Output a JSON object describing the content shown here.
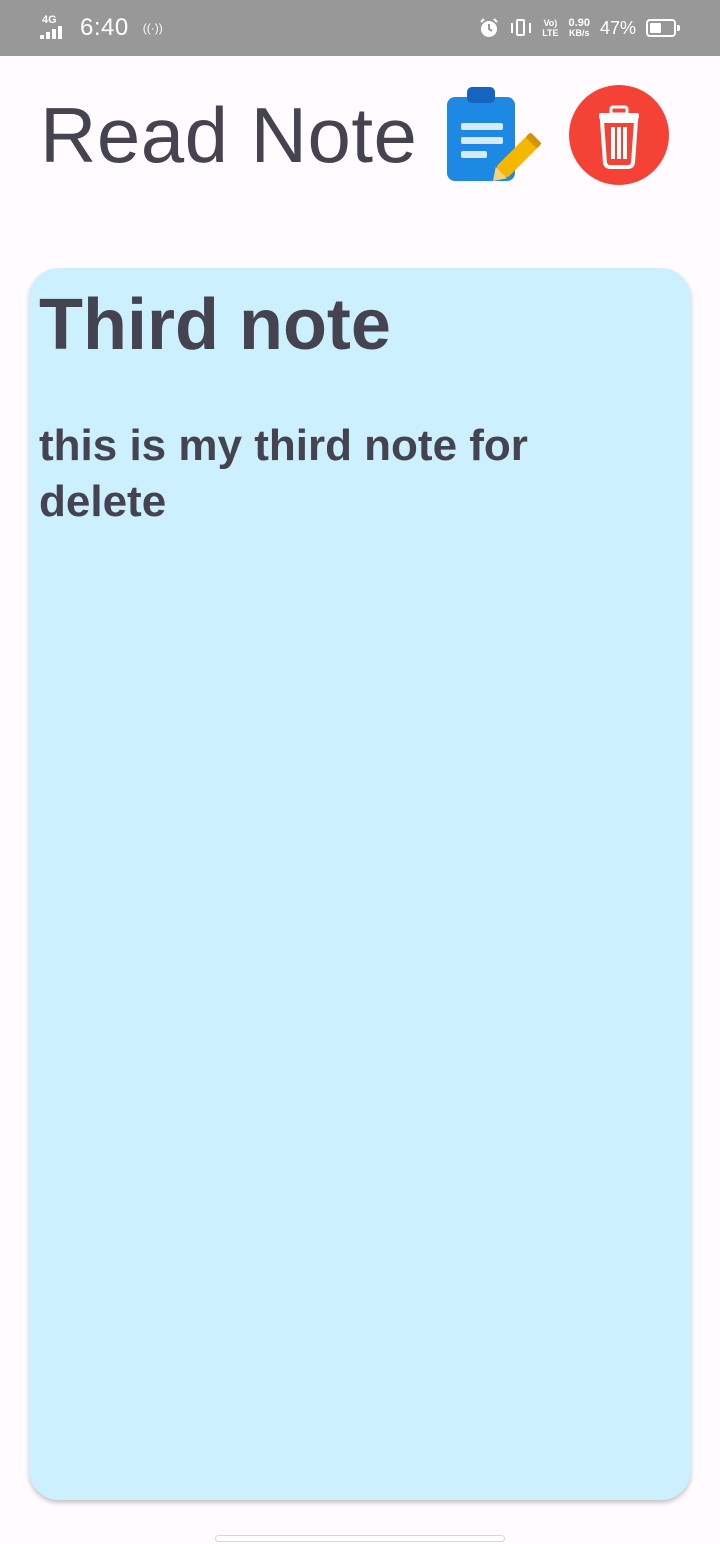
{
  "status_bar": {
    "network": "4G",
    "time": "6:40",
    "hotspot": "((·))",
    "volte_top": "Vo)",
    "volte_bottom": "LTE",
    "speed_value": "0.90",
    "speed_unit": "KB/s",
    "battery_pct": "47%",
    "battery_level": 0.47
  },
  "header": {
    "title": "Read Note",
    "edit_icon": "clipboard-edit-icon",
    "delete_icon": "trash-icon"
  },
  "note": {
    "title": "Third note",
    "body": "this is my third note for delete",
    "background": "#ccf0fe"
  },
  "colors": {
    "text": "#44434f",
    "delete_red": "#f44336",
    "edit_blue": "#1e88e5",
    "pencil_yellow": "#f5b800"
  }
}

* _Task details_: Repeat the records above exactly, leaving out any pictures they contain.

* _Final result_:
Output a JSON object describing the content shown here.
{
  "status_bar": {
    "network": "4G",
    "time": "6:40",
    "hotspot": "((·))",
    "volte_top": "Vo)",
    "volte_bottom": "LTE",
    "speed_value": "0.90",
    "speed_unit": "KB/s",
    "battery_pct": "47%",
    "battery_level": 0.47
  },
  "header": {
    "title": "Read Note",
    "edit_icon": "clipboard-edit-icon",
    "delete_icon": "trash-icon"
  },
  "note": {
    "title": "Third note",
    "body": "this is my third note for delete",
    "background": "#ccf0fe"
  },
  "colors": {
    "text": "#44434f",
    "delete_red": "#f44336",
    "edit_blue": "#1e88e5",
    "pencil_yellow": "#f5b800"
  }
}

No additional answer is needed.